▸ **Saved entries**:
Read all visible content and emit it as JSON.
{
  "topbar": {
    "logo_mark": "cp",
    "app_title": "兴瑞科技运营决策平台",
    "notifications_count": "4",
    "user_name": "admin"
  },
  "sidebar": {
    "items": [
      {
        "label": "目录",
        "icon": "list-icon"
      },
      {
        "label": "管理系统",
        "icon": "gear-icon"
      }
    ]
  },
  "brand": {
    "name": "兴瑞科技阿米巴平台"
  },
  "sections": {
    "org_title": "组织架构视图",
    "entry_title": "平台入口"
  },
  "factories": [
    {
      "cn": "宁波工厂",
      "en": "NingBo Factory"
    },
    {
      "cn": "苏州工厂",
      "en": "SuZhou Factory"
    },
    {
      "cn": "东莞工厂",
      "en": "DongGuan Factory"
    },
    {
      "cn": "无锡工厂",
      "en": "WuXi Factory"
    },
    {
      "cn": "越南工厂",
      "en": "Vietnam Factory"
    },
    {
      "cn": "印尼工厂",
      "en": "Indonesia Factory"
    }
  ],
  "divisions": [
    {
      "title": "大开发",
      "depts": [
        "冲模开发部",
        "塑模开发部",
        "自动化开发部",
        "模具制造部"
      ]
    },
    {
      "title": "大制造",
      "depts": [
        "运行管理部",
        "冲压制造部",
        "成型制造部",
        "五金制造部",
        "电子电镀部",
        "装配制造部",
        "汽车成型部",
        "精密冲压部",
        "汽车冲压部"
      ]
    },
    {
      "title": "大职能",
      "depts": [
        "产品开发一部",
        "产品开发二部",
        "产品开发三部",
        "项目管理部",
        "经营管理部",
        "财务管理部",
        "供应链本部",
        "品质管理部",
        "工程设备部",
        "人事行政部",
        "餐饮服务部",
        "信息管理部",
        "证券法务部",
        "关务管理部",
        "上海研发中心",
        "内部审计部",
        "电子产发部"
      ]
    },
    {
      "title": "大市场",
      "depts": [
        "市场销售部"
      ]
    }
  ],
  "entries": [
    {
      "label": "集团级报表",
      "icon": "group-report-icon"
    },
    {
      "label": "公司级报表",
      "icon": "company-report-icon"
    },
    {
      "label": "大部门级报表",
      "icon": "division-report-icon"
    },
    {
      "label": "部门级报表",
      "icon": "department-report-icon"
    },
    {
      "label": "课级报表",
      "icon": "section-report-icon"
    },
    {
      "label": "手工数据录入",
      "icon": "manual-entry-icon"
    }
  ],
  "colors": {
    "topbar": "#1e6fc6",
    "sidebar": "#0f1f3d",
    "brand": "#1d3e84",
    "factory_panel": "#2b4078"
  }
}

▸ **Requirement**: Find all lines holding the string "icon" and copy them.

▸ **Response to this task**:
        "icon": "list-icon"
        "icon": "gear-icon"
      "icon": "group-report-icon"
      "icon": "company-report-icon"
      "icon": "division-report-icon"
      "icon": "department-report-icon"
      "icon": "section-report-icon"
      "icon": "manual-entry-icon"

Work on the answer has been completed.